Challenge:
Return all entries word for word, but drop any images.

Entries supplied:
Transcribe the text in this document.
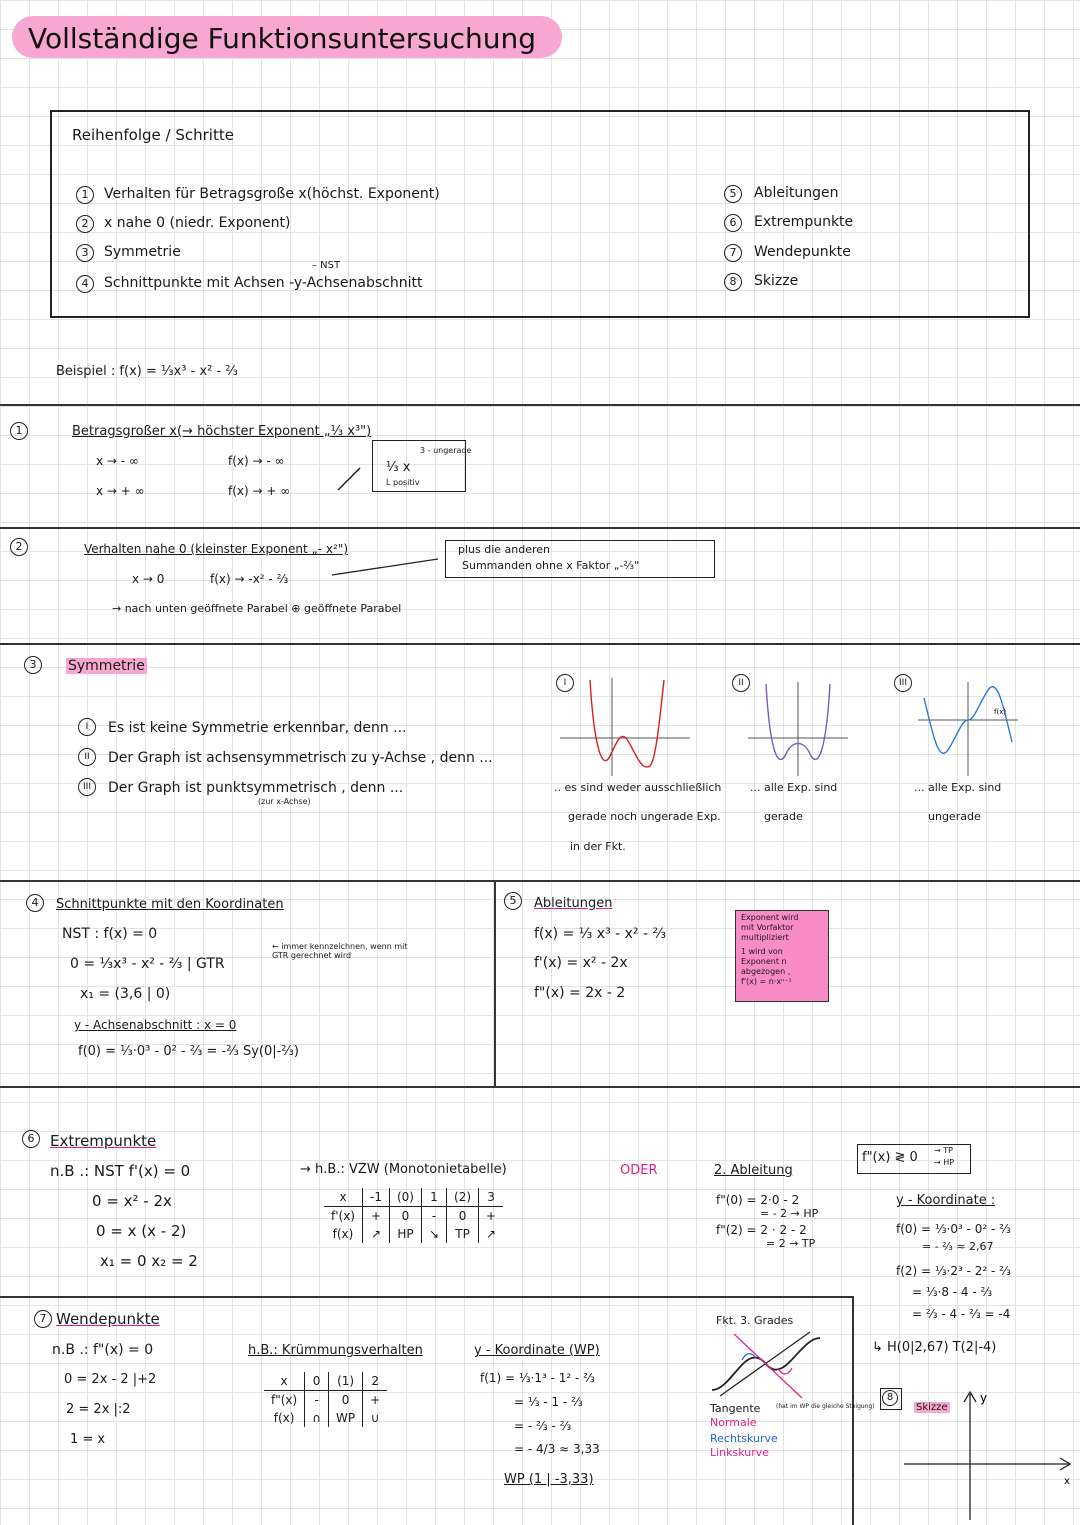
Vollständige Funktionsuntersuchung
Reihenfolge / Schritte
1	Verhalten für Betragsgroße x(höchst. Exponent)
2	x nahe 0 (niedr. Exponent)
3	Symmetrie
– NST
4	Schnittpunkte mit Achsen -y-Achsenabschnitt
5	Ableitungen
6	Extrempunkte
7	Wendepunkte
8	Skizze
Beispiel : f(x) = ⅓x³ - x² - ⅔
1	Betragsgroßer x(→ höchster Exponent „⅓ x³")
x → - ∞	f(x) → - ∞
x → + ∞	f(x) → + ∞
⅓ x
3 - ungerade
L positiv
2	Verhalten nahe 0 (kleinster Exponent „- x²")
x → 0	f(x) → -x² - ⅔
→ nach unten geöffnete Parabel ⊕ geöffnete Parabel
plus die anderen
Summanden ohne x Faktor „-⅔"
3	Symmetrie
I	Es ist keine Symmetrie erkennbar, denn ...
II	Der Graph ist achsensymmetrisch zu y-Achse , denn ...
III	Der Graph ist punktsymmetrisch , denn ...
(zur x-Achse)
I
.. es sind weder ausschließlich
gerade noch ungerade Exp.
in der Fkt.
II
... alle Exp. sind
gerade
III
f(x)
... alle Exp. sind
ungerade
4	Schnittpunkte mit den Koordinaten
NST : f(x) = 0
0 = ⅓x³ - x² - ⅔ | GTR
← immer kennzeichnen, wenn mit GTR gerechnet wird
x₁ = (3,6 | 0)
y - Achsenabschnitt : x = 0
f(0) = ⅓·0³ - 0² - ⅔ = -⅔ Sy(0|-⅔)
5	Ableitungen
f(x) = ⅓ x³ - x² - ⅔
f'(x) = x² - 2x
f"(x) = 2x - 2
Exponent wird
mit Vorfaktor
multipliziert
1 wird von
Exponent n
abgezogen ,
f'(x) = n·xⁿ⁻¹
6	Extrempunkte
n.B .: NST f'(x) = 0
0 = x² - 2x
0 = x (x - 2)
x₁ = 0 x₂ = 2
→ h.B.: VZW (Monotonietabelle)
x	-1	(0)	1	(2)	3
f'(x)	+	0	-	0	+
f(x)	↗	HP	↘	TP	↗
ODER	2. Ableitung
f"(0) = 2·0 - 2
= - 2 → HP
f"(2) = 2 · 2 - 2
= 2 → TP
f"(x) ≷ 0 → TP
→ HP
y - Koordinate :
f(0) = ⅓·0³ - 0² - ⅔
= - ⅔ ≈ 2,67
f(2) = ⅓·2³ - 2² - ⅔
= ⅓·8 - 4 - ⅔
= ⅔ - 4 - ⅔ = -4
↳ H(0|2,67) T(2|-4)
7 Wendepunkte
n.B .: f"(x) = 0
0 = 2x - 2 |+2
2 = 2x |:2
1 = x
h.B.: Krümmungsverhalten
x	0	(1)	2
f"(x)	-	0	+
f(x)	∩	WP	∪
y - Koordinate (WP)
f(1) = ⅓·1³ - 1² - ⅔
= ⅓ - 1 - ⅔
= - ⅔ - ⅔
= - 4/3 ≈ 3,33
WP (1 | -3,33)
Fkt. 3. Grades
Tangente
Normale
Rechtskurve
Linkskurve
(hat im WP die gleiche Steigung)
8
Skizze
y
x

Answer to this exercise:
Transcribe the text in this document.
Vollständige Funktionsuntersuchung
Reihenfolge / Schritte
1	Verhalten für Betragsgroße x(höchst. Exponent)
2	x nahe 0 (niedr. Exponent)
3	Symmetrie
– NST
4	Schnittpunkte mit Achsen -y-Achsenabschnitt
5	Ableitungen
6	Extrempunkte
7	Wendepunkte
8	Skizze
Beispiel : f(x) = ⅓x³ - x² - ⅔
1	Betragsgroßer x(→ höchster Exponent „⅓ x³")
x → - ∞	f(x) → - ∞
x → + ∞	f(x) → + ∞
⅓ x
3 - ungerade
L positiv
2	Verhalten nahe 0 (kleinster Exponent „- x²")
x → 0	f(x) → -x² - ⅔
→ nach unten geöffnete Parabel ⊕ geöffnete Parabel
plus die anderen
Summanden ohne x Faktor „-⅔"
3	Symmetrie
I	Es ist keine Symmetrie erkennbar, denn ...
II	Der Graph ist achsensymmetrisch zu y-Achse , denn ...
III	Der Graph ist punktsymmetrisch , denn ...
(zur x-Achse)
I
.. es sind weder ausschließlich
gerade noch ungerade Exp.
in der Fkt.
II
... alle Exp. sind
gerade
III
f(x)
... alle Exp. sind
ungerade
4	Schnittpunkte mit den Koordinaten
NST : f(x) = 0
0 = ⅓x³ - x² - ⅔ | GTR
← immer kennzeichnen, wenn mit GTR gerechnet wird
x₁ = (3,6 | 0)
y - Achsenabschnitt : x = 0
f(0) = ⅓·0³ - 0² - ⅔ = -⅔ Sy(0|-⅔)
5	Ableitungen
f(x) = ⅓ x³ - x² - ⅔
f'(x) = x² - 2x
f"(x) = 2x - 2
Exponent wird
mit Vorfaktor
multipliziert
1 wird von
Exponent n
abgezogen ,
f'(x) = n·xⁿ⁻¹
6	Extrempunkte
n.B .: NST f'(x) = 0
0 = x² - 2x
0 = x (x - 2)
x₁ = 0 x₂ = 2
→ h.B.: VZW (Monotonietabelle)
x	-1	(0)	1	(2)	3
f'(x)	+	0	-	0	+
f(x)	↗	HP	↘	TP	↗
ODER	2. Ableitung
f"(0) = 2·0 - 2
= - 2 → HP
f"(2) = 2 · 2 - 2
= 2 → TP
f"(x) ≷ 0 → TP
→ HP
y - Koordinate :
f(0) = ⅓·0³ - 0² - ⅔
= - ⅔ ≈ 2,67
f(2) = ⅓·2³ - 2² - ⅔
= ⅓·8 - 4 - ⅔
= ⅔ - 4 - ⅔ = -4
↳ H(0|2,67) T(2|-4)
7 Wendepunkte
n.B .: f"(x) = 0
0 = 2x - 2 |+2
2 = 2x |:2
1 = x
h.B.: Krümmungsverhalten
x	0	(1)	2
f"(x)	-	0	+
f(x)	∩	WP	∪
y - Koordinate (WP)
f(1) = ⅓·1³ - 1² - ⅔
= ⅓ - 1 - ⅔
= - ⅔ - ⅔
= - 4/3 ≈ 3,33
WP (1 | -3,33)
Fkt. 3. Grades
Tangente
Normale
Rechtskurve
Linkskurve
(hat im WP die gleiche Steigung)
8
Skizze
y
x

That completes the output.